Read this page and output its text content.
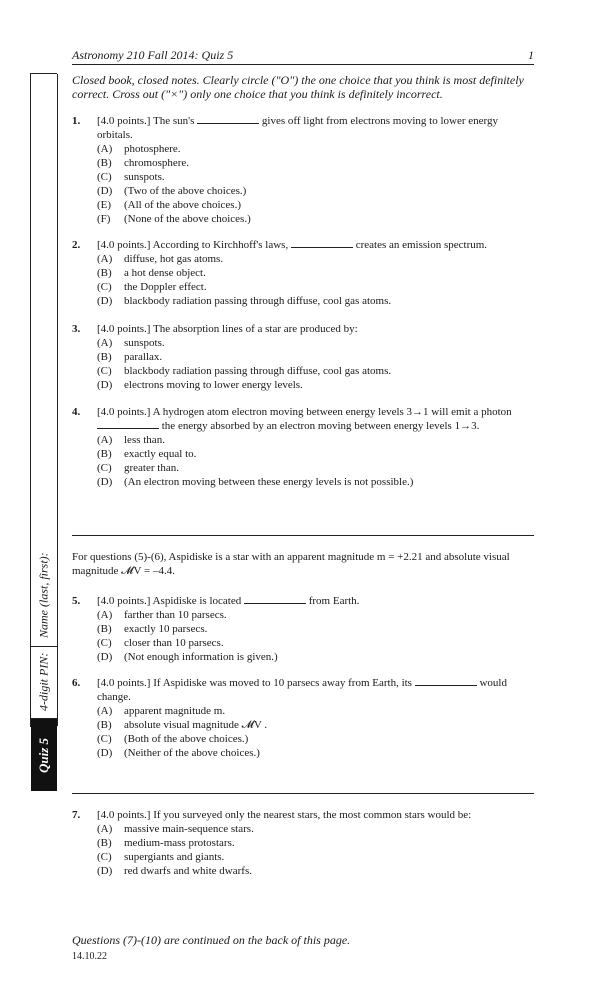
Astronomy 210 Fall 2014: Quiz 5	1
Name (last, first):
4-digit PIN:
Quiz 5
Closed book, closed notes. Clearly circle ("O") the one choice that you think is most definitely correct. Cross out ("×") only one choice that you think is definitely incorrect.
1. [4.0 points.] The sun's	gives off light from electrons moving to lower energy orbitals.
(A)	photosphere.
(B)	chromosphere.
(C)	sunspots.
(D)	(Two of the above choices.)
(E)	(All of the above choices.)
(F)	(None of the above choices.)
2. [4.0 points.] According to Kirchhoff's laws,	creates an emission spectrum.
(A)	diffuse, hot gas atoms.
(B)	a hot dense object.
(C)	the Doppler effect.
(D)	blackbody radiation passing through diffuse, cool gas atoms.
3. [4.0 points.] The absorption lines of a star are produced by:
(A)	sunspots.
(B)	parallax.
(C)	blackbody radiation passing through diffuse, cool gas atoms.
(D)	electrons moving to lower energy levels.
4. [4.0 points.] A hydrogen atom electron moving between energy levels 3→1 will emit a photon  the energy absorbed by an electron moving between energy levels 1→3.
(A)	less than.
(B)	exactly equal to.
(C)	greater than.
(D)	(An electron moving between these energy levels is not possible.)
For questions (5)-(6), Aspidiske is a star with an apparent magnitude m = +2.21 and absolute visual magnitude 𝓜V = –4.4.
5. [4.0 points.] Aspidiske is located	from Earth.
(A)	farther than 10 parsecs.
(B)	exactly 10 parsecs.
(C)	closer than 10 parsecs.
(D)	(Not enough information is given.)
6. [4.0 points.] If Aspidiske was moved to 10 parsecs away from Earth, its	would change.
(A)	apparent magnitude m.
(B)	absolute visual magnitude 𝓜V .
(C)	(Both of the above choices.)
(D)	(Neither of the above choices.)
7. [4.0 points.] If you surveyed only the nearest stars, the most common stars would be:
(A)	massive main-sequence stars.
(B)	medium-mass protostars.
(C)	supergiants and giants.
(D)	red dwarfs and white dwarfs.
Questions (7)-(10) are continued on the back of this page.
14.10.22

* What you will do *
Transcribe the entries above verbatim, omitting their pictures.

* Written answer *
Read this page and output its text content.
Astronomy 210 Fall 2014: Quiz 5	1
Name (last, first):
4-digit PIN:
Quiz 5
Closed book, closed notes. Clearly circle ("O") the one choice that you think is most definitely correct. Cross out ("×") only one choice that you think is definitely incorrect.
1. [4.0 points.] The sun's	gives off light from electrons moving to lower energy orbitals.
(A)	photosphere.
(B)	chromosphere.
(C)	sunspots.
(D)	(Two of the above choices.)
(E)	(All of the above choices.)
(F)	(None of the above choices.)
2. [4.0 points.] According to Kirchhoff's laws,	creates an emission spectrum.
(A)	diffuse, hot gas atoms.
(B)	a hot dense object.
(C)	the Doppler effect.
(D)	blackbody radiation passing through diffuse, cool gas atoms.
3. [4.0 points.] The absorption lines of a star are produced by:
(A)	sunspots.
(B)	parallax.
(C)	blackbody radiation passing through diffuse, cool gas atoms.
(D)	electrons moving to lower energy levels.
4. [4.0 points.] A hydrogen atom electron moving between energy levels 3→1 will emit a photon  the energy absorbed by an electron moving between energy levels 1→3.
(A)	less than.
(B)	exactly equal to.
(C)	greater than.
(D)	(An electron moving between these energy levels is not possible.)
For questions (5)-(6), Aspidiske is a star with an apparent magnitude m = +2.21 and absolute visual magnitude 𝓜V = –4.4.
5. [4.0 points.] Aspidiske is located	from Earth.
(A)	farther than 10 parsecs.
(B)	exactly 10 parsecs.
(C)	closer than 10 parsecs.
(D)	(Not enough information is given.)
6. [4.0 points.] If Aspidiske was moved to 10 parsecs away from Earth, its	would change.
(A)	apparent magnitude m.
(B)	absolute visual magnitude 𝓜V .
(C)	(Both of the above choices.)
(D)	(Neither of the above choices.)
7. [4.0 points.] If you surveyed only the nearest stars, the most common stars would be:
(A)	massive main-sequence stars.
(B)	medium-mass protostars.
(C)	supergiants and giants.
(D)	red dwarfs and white dwarfs.
Questions (7)-(10) are continued on the back of this page.
14.10.22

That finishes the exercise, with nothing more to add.